**Tasks and exercises**
1 > In the Apple Pay post, where were the fraudulent purchases on the author's credit card made?
2 > From the Apple Pay post, output everything from "Last week, one" down to "time with family.".

**Passage shown**

———

Can the iPhone 6 and Apple Pay Fix Online Credit Card Fraud and Data Breaches?

Here at, I've written several times about data security and online credit card fraud:

Last week, one of my credit cards needed to be cancelled and reissued because several thousand dollars of fraudulent purchases were made in Central America at the exact same time that I was leaving a trail of daily purchases (coffee, lunch, etc.) in London, where my wife and I are fortunate to be spending some time with family.

So, I was professionally and personally interested in Apple's announcement of its new Apple Pay mobile payments system. We'll see what happens in practice, but at this point I'm convinced that this will be a major step forward. Here's why:

  • Quicker transactions - Put your thumb on the TouchID device (the fingerprint reader built into the iPhone 6) and place your iPhone next to a Near Field Communication (NFC) device. The transaction happens without opening an App and your phone vibrates to indicate the purchase was made. This also works in Apps when you're shopping online.

———

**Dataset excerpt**
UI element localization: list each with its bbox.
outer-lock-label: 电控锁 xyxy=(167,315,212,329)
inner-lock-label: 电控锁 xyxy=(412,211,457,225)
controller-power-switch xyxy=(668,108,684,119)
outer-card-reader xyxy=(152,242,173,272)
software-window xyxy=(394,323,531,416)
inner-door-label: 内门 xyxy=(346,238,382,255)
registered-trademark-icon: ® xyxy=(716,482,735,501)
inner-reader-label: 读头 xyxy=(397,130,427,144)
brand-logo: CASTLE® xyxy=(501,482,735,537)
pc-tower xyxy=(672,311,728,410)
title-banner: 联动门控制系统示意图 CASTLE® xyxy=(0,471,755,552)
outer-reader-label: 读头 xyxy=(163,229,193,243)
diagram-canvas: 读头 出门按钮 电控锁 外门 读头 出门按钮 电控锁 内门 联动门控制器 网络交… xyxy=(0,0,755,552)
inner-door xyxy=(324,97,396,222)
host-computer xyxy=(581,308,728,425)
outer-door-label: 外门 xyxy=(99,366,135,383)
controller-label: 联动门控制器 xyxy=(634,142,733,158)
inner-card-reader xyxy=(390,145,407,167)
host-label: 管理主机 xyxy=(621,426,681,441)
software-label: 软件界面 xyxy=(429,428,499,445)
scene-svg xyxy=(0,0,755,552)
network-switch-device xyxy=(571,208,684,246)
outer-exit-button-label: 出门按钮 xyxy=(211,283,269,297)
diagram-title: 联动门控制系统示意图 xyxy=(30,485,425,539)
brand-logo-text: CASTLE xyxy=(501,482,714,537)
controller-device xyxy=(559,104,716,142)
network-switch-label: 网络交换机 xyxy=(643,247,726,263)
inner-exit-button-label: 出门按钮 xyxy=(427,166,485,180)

———

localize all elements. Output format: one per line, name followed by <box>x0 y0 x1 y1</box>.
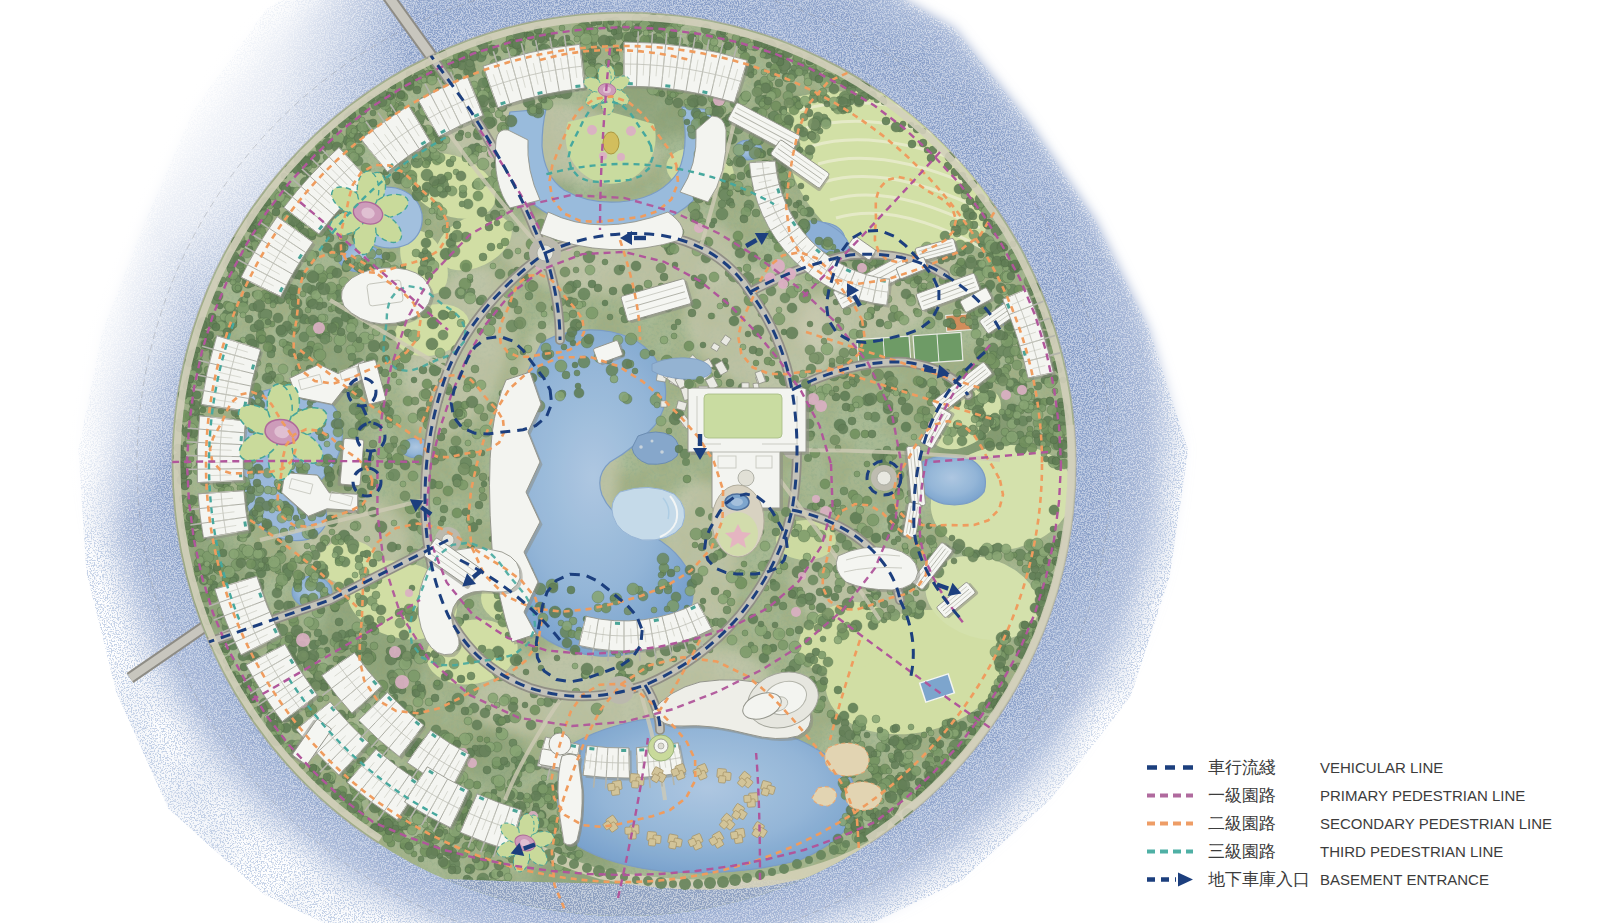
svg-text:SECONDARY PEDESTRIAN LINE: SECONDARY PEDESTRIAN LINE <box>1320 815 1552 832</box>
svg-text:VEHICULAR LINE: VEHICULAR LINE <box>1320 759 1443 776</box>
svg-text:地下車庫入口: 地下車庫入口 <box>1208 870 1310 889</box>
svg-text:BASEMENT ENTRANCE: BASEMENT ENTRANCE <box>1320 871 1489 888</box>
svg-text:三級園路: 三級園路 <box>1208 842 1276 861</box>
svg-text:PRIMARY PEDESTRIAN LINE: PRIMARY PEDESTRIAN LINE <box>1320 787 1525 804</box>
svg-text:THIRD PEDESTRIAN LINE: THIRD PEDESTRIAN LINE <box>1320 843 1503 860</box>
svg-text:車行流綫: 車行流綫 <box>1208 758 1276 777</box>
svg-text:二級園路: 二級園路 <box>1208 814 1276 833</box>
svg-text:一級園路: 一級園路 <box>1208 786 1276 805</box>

———

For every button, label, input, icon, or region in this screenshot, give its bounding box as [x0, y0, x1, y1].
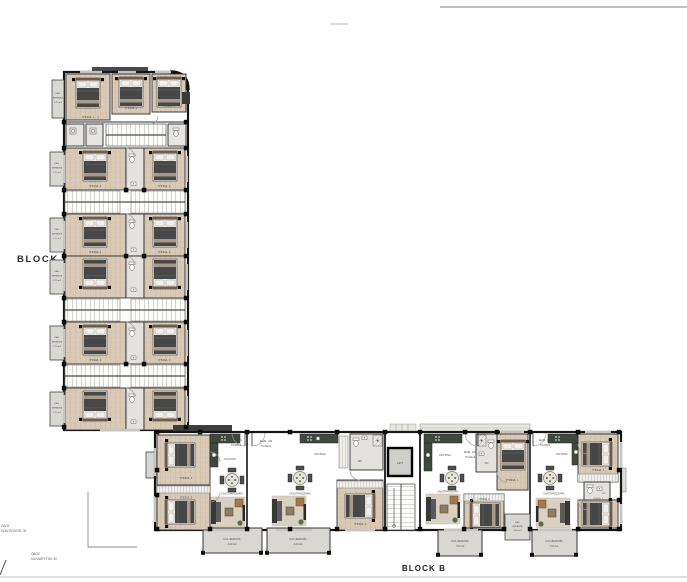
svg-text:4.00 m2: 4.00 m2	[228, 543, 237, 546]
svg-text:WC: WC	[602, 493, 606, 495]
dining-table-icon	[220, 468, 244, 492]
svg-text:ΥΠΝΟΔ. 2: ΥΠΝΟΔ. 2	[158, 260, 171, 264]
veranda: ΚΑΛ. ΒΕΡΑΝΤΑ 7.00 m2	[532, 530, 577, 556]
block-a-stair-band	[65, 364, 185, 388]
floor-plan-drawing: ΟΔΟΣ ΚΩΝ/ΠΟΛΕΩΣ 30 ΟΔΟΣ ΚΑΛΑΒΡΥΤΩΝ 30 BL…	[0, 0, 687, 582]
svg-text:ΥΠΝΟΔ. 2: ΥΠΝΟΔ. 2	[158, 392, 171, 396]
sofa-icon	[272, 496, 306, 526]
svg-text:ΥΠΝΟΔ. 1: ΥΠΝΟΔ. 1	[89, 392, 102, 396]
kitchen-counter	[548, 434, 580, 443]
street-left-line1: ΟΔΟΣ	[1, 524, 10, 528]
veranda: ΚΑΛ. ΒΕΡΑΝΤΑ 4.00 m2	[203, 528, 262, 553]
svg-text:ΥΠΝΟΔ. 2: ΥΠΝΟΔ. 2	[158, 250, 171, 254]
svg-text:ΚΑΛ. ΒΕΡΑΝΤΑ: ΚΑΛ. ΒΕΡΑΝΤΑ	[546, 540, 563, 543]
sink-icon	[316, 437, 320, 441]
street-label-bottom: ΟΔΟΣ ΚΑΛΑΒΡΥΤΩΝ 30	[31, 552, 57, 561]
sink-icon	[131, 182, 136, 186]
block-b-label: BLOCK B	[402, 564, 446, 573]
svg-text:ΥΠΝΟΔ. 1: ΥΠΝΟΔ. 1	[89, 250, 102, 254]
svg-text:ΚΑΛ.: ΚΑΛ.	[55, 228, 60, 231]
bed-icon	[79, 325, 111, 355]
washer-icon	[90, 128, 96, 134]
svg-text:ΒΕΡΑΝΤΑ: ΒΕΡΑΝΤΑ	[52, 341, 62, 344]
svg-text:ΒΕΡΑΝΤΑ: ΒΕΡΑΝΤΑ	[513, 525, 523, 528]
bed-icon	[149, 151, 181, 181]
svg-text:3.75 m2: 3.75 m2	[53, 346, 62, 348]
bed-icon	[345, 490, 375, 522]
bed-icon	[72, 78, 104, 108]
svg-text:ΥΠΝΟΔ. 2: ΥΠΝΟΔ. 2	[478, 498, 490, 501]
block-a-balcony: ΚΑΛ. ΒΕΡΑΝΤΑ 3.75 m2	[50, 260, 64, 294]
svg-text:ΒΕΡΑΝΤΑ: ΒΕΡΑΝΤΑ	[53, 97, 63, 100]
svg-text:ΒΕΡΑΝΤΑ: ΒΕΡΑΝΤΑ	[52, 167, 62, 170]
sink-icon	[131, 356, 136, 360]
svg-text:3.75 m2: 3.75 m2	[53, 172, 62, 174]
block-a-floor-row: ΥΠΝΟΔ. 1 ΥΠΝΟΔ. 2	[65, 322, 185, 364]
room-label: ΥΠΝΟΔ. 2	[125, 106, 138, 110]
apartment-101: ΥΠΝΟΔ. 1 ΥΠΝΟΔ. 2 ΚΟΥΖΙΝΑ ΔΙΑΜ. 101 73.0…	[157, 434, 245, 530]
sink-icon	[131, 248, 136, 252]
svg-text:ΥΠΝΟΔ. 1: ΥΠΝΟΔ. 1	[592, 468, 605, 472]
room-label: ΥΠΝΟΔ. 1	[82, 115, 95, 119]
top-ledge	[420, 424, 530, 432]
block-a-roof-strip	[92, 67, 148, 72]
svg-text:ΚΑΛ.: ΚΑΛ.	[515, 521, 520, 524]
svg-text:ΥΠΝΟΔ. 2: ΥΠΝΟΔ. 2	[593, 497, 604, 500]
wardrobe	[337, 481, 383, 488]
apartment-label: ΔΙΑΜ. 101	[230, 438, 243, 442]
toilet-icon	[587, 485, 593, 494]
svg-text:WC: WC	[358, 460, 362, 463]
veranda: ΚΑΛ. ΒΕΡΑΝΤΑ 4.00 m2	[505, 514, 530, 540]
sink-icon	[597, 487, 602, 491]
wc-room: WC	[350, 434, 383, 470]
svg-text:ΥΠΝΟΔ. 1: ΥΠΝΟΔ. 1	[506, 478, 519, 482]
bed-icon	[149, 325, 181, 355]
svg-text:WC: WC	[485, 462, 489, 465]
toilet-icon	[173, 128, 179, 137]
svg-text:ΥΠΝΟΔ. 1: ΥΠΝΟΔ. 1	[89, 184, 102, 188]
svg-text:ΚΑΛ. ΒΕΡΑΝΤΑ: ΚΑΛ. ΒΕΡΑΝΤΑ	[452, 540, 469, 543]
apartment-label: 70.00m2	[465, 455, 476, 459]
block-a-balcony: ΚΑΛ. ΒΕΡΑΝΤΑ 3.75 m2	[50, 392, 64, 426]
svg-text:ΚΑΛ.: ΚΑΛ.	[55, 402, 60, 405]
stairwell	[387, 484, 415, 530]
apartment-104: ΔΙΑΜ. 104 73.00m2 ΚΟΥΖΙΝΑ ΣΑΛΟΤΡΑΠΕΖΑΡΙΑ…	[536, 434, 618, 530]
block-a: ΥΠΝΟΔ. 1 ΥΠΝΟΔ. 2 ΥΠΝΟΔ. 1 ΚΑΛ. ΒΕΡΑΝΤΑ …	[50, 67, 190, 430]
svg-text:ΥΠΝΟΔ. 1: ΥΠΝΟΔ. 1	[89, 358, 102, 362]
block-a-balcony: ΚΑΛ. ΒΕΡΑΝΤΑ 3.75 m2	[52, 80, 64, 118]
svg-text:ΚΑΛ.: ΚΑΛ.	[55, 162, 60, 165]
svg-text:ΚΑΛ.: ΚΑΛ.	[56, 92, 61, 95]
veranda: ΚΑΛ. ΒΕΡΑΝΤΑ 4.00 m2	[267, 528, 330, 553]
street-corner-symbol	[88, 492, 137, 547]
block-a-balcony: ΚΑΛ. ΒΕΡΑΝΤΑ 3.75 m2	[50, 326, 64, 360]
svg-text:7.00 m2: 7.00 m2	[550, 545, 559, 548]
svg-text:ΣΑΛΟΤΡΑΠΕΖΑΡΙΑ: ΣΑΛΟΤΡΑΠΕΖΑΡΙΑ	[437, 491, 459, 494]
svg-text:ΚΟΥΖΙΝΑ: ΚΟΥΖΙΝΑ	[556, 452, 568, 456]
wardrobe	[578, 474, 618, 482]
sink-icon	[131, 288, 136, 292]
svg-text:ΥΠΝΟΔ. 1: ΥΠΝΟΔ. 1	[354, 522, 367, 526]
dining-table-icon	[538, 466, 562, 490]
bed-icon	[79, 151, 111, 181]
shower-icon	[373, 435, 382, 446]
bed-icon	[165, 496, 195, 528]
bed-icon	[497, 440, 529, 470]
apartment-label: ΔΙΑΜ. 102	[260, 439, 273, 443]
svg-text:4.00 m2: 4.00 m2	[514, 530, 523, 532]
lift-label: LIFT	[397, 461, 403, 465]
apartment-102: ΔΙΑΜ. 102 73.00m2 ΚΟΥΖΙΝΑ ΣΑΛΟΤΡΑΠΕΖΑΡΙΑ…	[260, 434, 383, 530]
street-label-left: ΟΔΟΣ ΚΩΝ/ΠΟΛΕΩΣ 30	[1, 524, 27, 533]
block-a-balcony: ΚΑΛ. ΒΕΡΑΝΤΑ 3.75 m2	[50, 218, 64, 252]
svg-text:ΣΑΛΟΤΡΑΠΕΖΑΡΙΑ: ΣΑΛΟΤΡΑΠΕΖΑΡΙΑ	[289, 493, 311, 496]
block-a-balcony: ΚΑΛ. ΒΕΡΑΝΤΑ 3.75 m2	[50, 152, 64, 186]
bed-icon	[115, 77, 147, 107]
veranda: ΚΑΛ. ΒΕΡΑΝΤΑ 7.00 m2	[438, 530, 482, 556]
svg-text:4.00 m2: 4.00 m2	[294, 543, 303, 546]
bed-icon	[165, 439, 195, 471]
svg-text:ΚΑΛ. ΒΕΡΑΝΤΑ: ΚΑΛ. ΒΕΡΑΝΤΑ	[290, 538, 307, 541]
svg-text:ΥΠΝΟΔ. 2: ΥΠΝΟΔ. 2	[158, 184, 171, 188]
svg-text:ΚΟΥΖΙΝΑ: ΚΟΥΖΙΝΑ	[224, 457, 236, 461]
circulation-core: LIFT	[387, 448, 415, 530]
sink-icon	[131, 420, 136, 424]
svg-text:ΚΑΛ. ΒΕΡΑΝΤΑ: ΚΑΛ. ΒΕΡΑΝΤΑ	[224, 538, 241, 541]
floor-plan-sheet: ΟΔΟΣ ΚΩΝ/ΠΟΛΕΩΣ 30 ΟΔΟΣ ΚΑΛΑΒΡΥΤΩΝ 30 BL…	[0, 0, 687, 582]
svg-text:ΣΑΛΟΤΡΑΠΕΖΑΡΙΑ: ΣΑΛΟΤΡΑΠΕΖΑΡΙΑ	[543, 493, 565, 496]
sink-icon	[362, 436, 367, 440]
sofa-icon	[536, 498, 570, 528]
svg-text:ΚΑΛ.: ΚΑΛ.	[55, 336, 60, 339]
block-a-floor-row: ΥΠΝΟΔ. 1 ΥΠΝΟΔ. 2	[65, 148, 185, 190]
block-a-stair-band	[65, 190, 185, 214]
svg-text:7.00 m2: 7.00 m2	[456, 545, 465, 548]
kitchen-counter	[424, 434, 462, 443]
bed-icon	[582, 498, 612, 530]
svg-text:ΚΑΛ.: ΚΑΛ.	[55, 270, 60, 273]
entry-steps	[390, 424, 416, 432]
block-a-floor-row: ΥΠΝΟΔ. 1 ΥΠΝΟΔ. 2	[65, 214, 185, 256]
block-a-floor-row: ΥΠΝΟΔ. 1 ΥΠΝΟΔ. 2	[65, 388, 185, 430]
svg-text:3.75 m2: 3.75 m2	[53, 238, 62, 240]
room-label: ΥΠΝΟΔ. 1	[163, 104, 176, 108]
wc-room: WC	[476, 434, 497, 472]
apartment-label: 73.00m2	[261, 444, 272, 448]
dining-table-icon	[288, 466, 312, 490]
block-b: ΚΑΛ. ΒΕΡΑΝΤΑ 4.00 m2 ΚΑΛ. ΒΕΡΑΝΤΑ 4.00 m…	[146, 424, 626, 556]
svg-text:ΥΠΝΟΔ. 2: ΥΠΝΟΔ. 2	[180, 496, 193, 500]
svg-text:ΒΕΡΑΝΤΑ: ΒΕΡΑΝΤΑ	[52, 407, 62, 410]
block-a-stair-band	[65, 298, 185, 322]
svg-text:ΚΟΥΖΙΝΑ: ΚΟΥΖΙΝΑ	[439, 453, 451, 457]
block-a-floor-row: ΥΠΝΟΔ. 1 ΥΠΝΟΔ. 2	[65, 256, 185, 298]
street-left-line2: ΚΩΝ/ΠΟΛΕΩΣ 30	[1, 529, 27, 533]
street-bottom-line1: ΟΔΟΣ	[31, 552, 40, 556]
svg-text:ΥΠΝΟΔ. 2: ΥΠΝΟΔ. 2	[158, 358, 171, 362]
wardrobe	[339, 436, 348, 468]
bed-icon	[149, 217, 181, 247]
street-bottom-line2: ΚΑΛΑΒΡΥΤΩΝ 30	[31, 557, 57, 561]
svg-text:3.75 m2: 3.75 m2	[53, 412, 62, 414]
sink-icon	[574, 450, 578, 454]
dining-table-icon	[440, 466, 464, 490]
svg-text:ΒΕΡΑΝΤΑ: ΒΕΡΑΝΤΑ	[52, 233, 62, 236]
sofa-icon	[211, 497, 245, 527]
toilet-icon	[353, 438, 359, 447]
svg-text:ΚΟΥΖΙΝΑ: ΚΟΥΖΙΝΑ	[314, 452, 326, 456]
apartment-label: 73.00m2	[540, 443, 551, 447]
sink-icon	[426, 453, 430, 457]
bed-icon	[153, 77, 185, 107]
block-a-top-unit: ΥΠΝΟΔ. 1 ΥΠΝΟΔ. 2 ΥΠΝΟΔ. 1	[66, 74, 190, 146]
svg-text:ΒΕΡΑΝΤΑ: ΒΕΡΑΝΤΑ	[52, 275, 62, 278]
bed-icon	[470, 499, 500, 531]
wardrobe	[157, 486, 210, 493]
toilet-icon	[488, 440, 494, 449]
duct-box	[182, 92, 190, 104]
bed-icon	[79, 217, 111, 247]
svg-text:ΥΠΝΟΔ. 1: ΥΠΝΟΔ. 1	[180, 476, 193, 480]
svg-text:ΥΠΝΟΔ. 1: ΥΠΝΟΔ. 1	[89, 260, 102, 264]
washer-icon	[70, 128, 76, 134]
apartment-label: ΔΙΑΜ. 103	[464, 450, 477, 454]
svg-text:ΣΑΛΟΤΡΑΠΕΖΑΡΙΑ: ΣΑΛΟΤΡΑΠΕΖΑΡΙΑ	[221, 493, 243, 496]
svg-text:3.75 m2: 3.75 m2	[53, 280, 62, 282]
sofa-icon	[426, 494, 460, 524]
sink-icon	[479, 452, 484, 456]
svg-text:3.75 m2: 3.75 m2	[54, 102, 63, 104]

———

**Per-task answers**
1 > In Central America.

2 >
Last week, one of my credit cards needed to be cancelled and reissued because several thousand dollars of fraudulent purchases were made in Central America at the exact same time that I was leaving a trail of daily purchases (coffee, lunch, etc.) in London, where my wife and I are fortunate to be spending some time with family.